■ **REQUIRED TASK**: Every record should be copied exactly, except that pictures are to be omitted.

──────

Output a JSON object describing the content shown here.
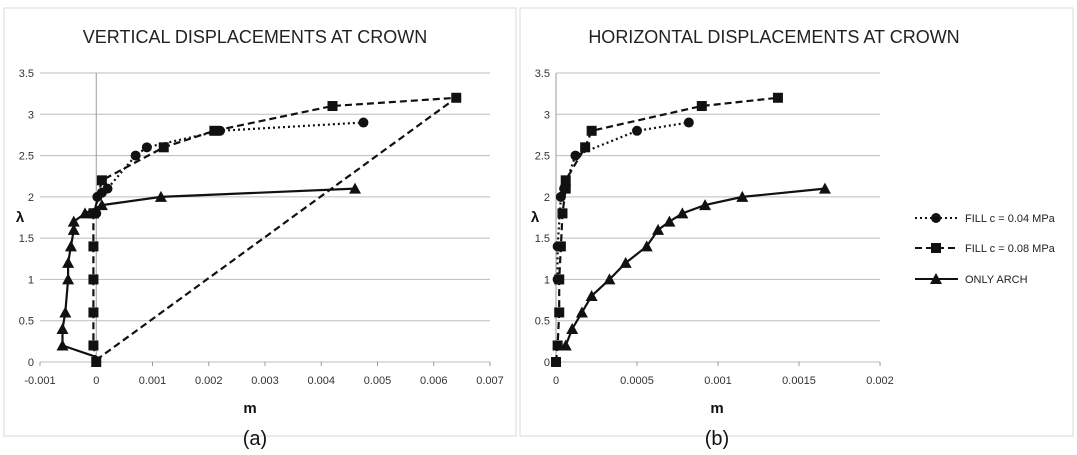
{
  "panel_labels": [
    "(a)",
    "(b)"
  ],
  "chart_data": [
    {
      "type": "line",
      "title": "VERTICAL DISPLACEMENTS AT CROWN",
      "xlabel": "m",
      "ylabel": "λ",
      "xlim": [
        -0.001,
        0.007
      ],
      "ylim": [
        0,
        3.5
      ],
      "xticks": [
        "-0.001",
        "0",
        "0.001",
        "0.002",
        "0.003",
        "0.004",
        "0.005",
        "0.006",
        "0.007"
      ],
      "yticks": [
        "0",
        "0.5",
        "1",
        "1.5",
        "2",
        "2.5",
        "3",
        "3.5"
      ],
      "grid": "horizontal",
      "series": [
        {
          "name": "FILL c = 0.04 MPa",
          "style": "dotted",
          "marker": "circle",
          "x": [
            0,
            2e-05,
            0.0001,
            0.0002,
            0.0007,
            0.0009,
            0.0022,
            0.00475
          ],
          "y": [
            1.8,
            2.0,
            2.05,
            2.1,
            2.5,
            2.6,
            2.8,
            2.9
          ]
        },
        {
          "name": "FILL c = 0.08 MPa",
          "style": "dashed",
          "marker": "square",
          "x": [
            0,
            -5e-05,
            -5e-05,
            -5e-05,
            -5e-05,
            -5e-05,
            -4e-05,
            0.0001,
            0.0012,
            0.0021,
            0.0042,
            0.0064
          ],
          "y": [
            0,
            0.2,
            0.6,
            1.0,
            1.4,
            1.8,
            1.8,
            2.2,
            2.6,
            2.8,
            3.1,
            3.2
          ],
          "end_point": {
            "x": 5e-05,
            "y": 0.05
          }
        },
        {
          "name": "ONLY ARCH",
          "style": "solid",
          "marker": "triangle",
          "x": [
            -0.0006,
            -0.0006,
            -0.00055,
            -0.0005,
            -0.0005,
            -0.00045,
            -0.0004,
            -0.0004,
            -0.0002,
            0.0001,
            0.00115,
            0.0046
          ],
          "y": [
            0.2,
            0.4,
            0.6,
            1.0,
            1.2,
            1.4,
            1.6,
            1.7,
            1.8,
            1.9,
            2.0,
            2.1
          ],
          "start_point": {
            "x": 5e-05,
            "y": 0.05
          }
        }
      ]
    },
    {
      "type": "line",
      "title": "HORIZONTAL DISPLACEMENTS AT CROWN",
      "xlabel": "m",
      "ylabel": "λ",
      "xlim": [
        0,
        0.002
      ],
      "ylim": [
        0,
        3.5
      ],
      "xticks": [
        "0",
        "0.0005",
        "0.001",
        "0.0015",
        "0.002"
      ],
      "yticks": [
        "0",
        "0.5",
        "1",
        "1.5",
        "2",
        "2.5",
        "3",
        "3.5"
      ],
      "grid": "horizontal",
      "series": [
        {
          "name": "FILL c = 0.04 MPa",
          "style": "dotted",
          "marker": "circle",
          "x": [
            1e-05,
            1e-05,
            3e-05,
            5e-05,
            0.00012,
            0.0005,
            0.00082
          ],
          "y": [
            1.0,
            1.4,
            2.0,
            2.1,
            2.5,
            2.8,
            2.9
          ]
        },
        {
          "name": "FILL c = 0.08 MPa",
          "style": "dashed",
          "marker": "square",
          "x": [
            0,
            1e-05,
            2e-05,
            2e-05,
            3e-05,
            4e-05,
            6e-05,
            6e-05,
            0.00018,
            0.00022,
            0.0009,
            0.00137
          ],
          "y": [
            0,
            0.2,
            0.6,
            1.0,
            1.4,
            1.8,
            2.1,
            2.2,
            2.6,
            2.8,
            3.1,
            3.2
          ]
        },
        {
          "name": "ONLY ARCH",
          "style": "solid",
          "marker": "triangle",
          "x": [
            6e-05,
            0.0001,
            0.00016,
            0.00022,
            0.00033,
            0.00043,
            0.00056,
            0.00063,
            0.0007,
            0.00078,
            0.00092,
            0.00115,
            0.00166
          ],
          "y": [
            0.2,
            0.4,
            0.6,
            0.8,
            1.0,
            1.2,
            1.4,
            1.6,
            1.7,
            1.8,
            1.9,
            2.0,
            2.1
          ]
        }
      ]
    }
  ],
  "legend": {
    "placement": "right",
    "entries": [
      "FILL c = 0.04 MPa",
      "FILL c = 0.08 MPa",
      "ONLY ARCH"
    ]
  }
}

──────

■ **EXERCISE ANSWER**:
Output a JSON object describing the content shown here.
{
  "panel_labels": [
    "(a)",
    "(b)"
  ],
  "chart_data": [
    {
      "type": "line",
      "title": "VERTICAL DISPLACEMENTS AT CROWN",
      "xlabel": "m",
      "ylabel": "λ",
      "xlim": [
        -0.001,
        0.007
      ],
      "ylim": [
        0,
        3.5
      ],
      "xticks": [
        "-0.001",
        "0",
        "0.001",
        "0.002",
        "0.003",
        "0.004",
        "0.005",
        "0.006",
        "0.007"
      ],
      "yticks": [
        "0",
        "0.5",
        "1",
        "1.5",
        "2",
        "2.5",
        "3",
        "3.5"
      ],
      "grid": "horizontal",
      "series": [
        {
          "name": "FILL c = 0.04 MPa",
          "style": "dotted",
          "marker": "circle",
          "x": [
            0,
            2e-05,
            0.0001,
            0.0002,
            0.0007,
            0.0009,
            0.0022,
            0.00475
          ],
          "y": [
            1.8,
            2.0,
            2.05,
            2.1,
            2.5,
            2.6,
            2.8,
            2.9
          ]
        },
        {
          "name": "FILL c = 0.08 MPa",
          "style": "dashed",
          "marker": "square",
          "x": [
            0,
            -5e-05,
            -5e-05,
            -5e-05,
            -5e-05,
            -5e-05,
            -4e-05,
            0.0001,
            0.0012,
            0.0021,
            0.0042,
            0.0064
          ],
          "y": [
            0,
            0.2,
            0.6,
            1.0,
            1.4,
            1.8,
            1.8,
            2.2,
            2.6,
            2.8,
            3.1,
            3.2
          ],
          "end_point": {
            "x": 5e-05,
            "y": 0.05
          }
        },
        {
          "name": "ONLY ARCH",
          "style": "solid",
          "marker": "triangle",
          "x": [
            -0.0006,
            -0.0006,
            -0.00055,
            -0.0005,
            -0.0005,
            -0.00045,
            -0.0004,
            -0.0004,
            -0.0002,
            0.0001,
            0.00115,
            0.0046
          ],
          "y": [
            0.2,
            0.4,
            0.6,
            1.0,
            1.2,
            1.4,
            1.6,
            1.7,
            1.8,
            1.9,
            2.0,
            2.1
          ],
          "start_point": {
            "x": 5e-05,
            "y": 0.05
          }
        }
      ]
    },
    {
      "type": "line",
      "title": "HORIZONTAL DISPLACEMENTS AT CROWN",
      "xlabel": "m",
      "ylabel": "λ",
      "xlim": [
        0,
        0.002
      ],
      "ylim": [
        0,
        3.5
      ],
      "xticks": [
        "0",
        "0.0005",
        "0.001",
        "0.0015",
        "0.002"
      ],
      "yticks": [
        "0",
        "0.5",
        "1",
        "1.5",
        "2",
        "2.5",
        "3",
        "3.5"
      ],
      "grid": "horizontal",
      "series": [
        {
          "name": "FILL c = 0.04 MPa",
          "style": "dotted",
          "marker": "circle",
          "x": [
            1e-05,
            1e-05,
            3e-05,
            5e-05,
            0.00012,
            0.0005,
            0.00082
          ],
          "y": [
            1.0,
            1.4,
            2.0,
            2.1,
            2.5,
            2.8,
            2.9
          ]
        },
        {
          "name": "FILL c = 0.08 MPa",
          "style": "dashed",
          "marker": "square",
          "x": [
            0,
            1e-05,
            2e-05,
            2e-05,
            3e-05,
            4e-05,
            6e-05,
            6e-05,
            0.00018,
            0.00022,
            0.0009,
            0.00137
          ],
          "y": [
            0,
            0.2,
            0.6,
            1.0,
            1.4,
            1.8,
            2.1,
            2.2,
            2.6,
            2.8,
            3.1,
            3.2
          ]
        },
        {
          "name": "ONLY ARCH",
          "style": "solid",
          "marker": "triangle",
          "x": [
            6e-05,
            0.0001,
            0.00016,
            0.00022,
            0.00033,
            0.00043,
            0.00056,
            0.00063,
            0.0007,
            0.00078,
            0.00092,
            0.00115,
            0.00166
          ],
          "y": [
            0.2,
            0.4,
            0.6,
            0.8,
            1.0,
            1.2,
            1.4,
            1.6,
            1.7,
            1.8,
            1.9,
            2.0,
            2.1
          ]
        }
      ]
    }
  ],
  "legend": {
    "placement": "right",
    "entries": [
      "FILL c = 0.04 MPa",
      "FILL c = 0.08 MPa",
      "ONLY ARCH"
    ]
  }
}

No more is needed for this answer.